# [Job]
Locate the word "Number" in the data below, then copy every line that holds it.

┌──

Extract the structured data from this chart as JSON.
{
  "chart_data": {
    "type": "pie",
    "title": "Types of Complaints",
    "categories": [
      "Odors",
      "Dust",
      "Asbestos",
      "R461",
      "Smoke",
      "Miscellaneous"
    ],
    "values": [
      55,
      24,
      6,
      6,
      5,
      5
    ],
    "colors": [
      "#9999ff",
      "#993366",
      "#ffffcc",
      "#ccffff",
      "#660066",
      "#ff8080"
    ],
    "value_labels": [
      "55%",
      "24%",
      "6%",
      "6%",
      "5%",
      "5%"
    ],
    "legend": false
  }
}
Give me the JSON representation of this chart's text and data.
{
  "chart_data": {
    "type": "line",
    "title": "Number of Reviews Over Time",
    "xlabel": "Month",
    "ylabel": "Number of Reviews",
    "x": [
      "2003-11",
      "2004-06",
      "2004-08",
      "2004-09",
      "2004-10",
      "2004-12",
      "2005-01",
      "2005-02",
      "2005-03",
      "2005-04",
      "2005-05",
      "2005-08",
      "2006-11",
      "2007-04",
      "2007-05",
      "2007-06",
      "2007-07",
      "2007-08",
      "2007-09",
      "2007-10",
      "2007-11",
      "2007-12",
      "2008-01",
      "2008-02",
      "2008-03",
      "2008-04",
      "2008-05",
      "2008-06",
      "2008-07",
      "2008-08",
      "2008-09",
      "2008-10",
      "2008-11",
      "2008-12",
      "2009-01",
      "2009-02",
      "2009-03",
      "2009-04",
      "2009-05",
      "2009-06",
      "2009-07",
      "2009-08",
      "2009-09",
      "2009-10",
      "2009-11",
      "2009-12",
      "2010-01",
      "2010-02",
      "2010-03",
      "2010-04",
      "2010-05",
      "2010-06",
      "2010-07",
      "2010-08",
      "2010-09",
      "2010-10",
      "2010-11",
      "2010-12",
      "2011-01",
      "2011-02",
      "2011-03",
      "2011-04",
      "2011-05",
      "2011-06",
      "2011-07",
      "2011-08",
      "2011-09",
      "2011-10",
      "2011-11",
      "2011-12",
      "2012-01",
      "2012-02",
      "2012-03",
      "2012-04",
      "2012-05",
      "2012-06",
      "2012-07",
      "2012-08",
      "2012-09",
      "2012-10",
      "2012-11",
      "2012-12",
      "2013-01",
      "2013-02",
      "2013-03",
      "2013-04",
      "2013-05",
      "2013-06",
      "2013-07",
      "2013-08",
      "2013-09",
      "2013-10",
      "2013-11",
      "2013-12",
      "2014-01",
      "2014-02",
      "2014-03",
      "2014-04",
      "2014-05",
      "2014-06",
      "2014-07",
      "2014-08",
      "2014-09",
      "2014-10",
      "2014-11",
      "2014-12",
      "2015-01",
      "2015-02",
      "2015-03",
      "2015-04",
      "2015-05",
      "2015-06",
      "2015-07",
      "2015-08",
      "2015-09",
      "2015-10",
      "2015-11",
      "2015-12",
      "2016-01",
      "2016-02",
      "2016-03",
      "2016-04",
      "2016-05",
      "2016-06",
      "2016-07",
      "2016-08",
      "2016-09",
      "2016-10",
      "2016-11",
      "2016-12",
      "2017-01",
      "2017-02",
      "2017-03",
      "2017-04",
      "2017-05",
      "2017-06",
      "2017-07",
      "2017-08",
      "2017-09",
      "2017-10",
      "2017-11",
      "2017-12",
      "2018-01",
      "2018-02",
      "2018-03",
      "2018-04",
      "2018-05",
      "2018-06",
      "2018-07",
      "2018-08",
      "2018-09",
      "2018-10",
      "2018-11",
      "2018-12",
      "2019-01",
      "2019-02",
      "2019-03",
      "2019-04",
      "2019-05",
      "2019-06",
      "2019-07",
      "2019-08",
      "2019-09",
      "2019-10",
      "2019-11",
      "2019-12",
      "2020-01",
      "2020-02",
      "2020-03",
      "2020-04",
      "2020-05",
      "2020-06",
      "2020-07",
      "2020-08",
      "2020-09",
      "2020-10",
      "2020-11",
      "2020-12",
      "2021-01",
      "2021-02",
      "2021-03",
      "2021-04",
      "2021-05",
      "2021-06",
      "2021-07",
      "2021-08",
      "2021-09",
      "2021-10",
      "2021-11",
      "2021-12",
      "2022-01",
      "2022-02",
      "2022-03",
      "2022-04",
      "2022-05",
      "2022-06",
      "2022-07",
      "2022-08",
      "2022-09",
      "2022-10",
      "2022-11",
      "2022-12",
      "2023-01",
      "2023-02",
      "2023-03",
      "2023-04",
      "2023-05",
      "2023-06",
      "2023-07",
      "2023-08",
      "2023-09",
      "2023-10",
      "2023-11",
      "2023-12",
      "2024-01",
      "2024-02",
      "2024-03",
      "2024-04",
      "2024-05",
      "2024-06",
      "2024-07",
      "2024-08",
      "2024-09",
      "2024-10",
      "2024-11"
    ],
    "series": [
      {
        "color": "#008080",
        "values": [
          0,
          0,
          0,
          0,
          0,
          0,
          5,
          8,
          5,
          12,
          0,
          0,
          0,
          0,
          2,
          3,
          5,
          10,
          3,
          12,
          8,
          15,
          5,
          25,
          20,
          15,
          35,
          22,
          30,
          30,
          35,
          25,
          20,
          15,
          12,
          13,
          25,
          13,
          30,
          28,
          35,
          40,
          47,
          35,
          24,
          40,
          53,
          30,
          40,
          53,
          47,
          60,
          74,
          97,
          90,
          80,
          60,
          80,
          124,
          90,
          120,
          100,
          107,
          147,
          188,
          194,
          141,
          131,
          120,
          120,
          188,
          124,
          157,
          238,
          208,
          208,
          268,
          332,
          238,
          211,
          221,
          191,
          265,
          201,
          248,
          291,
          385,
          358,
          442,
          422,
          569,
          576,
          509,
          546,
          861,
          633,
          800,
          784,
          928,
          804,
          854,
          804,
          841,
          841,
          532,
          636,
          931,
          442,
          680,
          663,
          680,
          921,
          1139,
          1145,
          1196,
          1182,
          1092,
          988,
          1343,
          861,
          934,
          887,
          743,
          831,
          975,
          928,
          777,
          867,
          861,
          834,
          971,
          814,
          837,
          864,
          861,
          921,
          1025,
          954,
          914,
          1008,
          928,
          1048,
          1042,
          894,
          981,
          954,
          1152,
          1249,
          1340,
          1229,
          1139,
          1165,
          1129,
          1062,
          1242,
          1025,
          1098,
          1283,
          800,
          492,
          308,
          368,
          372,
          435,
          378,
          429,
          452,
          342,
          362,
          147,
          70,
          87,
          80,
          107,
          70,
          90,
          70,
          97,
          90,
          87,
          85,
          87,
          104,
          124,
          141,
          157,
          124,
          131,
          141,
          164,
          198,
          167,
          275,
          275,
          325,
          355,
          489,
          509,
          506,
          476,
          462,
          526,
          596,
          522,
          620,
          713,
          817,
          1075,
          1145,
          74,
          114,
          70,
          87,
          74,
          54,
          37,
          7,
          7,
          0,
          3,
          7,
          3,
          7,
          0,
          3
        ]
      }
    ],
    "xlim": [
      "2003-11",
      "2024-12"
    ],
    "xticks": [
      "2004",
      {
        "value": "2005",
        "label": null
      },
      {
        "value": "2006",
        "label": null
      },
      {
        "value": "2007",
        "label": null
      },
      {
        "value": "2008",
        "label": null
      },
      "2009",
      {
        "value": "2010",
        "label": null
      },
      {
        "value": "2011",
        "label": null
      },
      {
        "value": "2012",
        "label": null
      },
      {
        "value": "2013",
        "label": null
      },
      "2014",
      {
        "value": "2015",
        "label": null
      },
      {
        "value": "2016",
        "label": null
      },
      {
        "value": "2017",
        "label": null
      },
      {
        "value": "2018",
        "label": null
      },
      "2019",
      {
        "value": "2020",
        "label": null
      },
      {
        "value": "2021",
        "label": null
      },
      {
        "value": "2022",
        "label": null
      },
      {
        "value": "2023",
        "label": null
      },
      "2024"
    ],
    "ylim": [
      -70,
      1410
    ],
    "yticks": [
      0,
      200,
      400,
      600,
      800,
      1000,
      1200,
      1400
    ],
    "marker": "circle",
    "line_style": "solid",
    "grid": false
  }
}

└──

# [Task answer]
    "title": "Number of Reviews Over Time",
    "ylabel": "Number of Reviews",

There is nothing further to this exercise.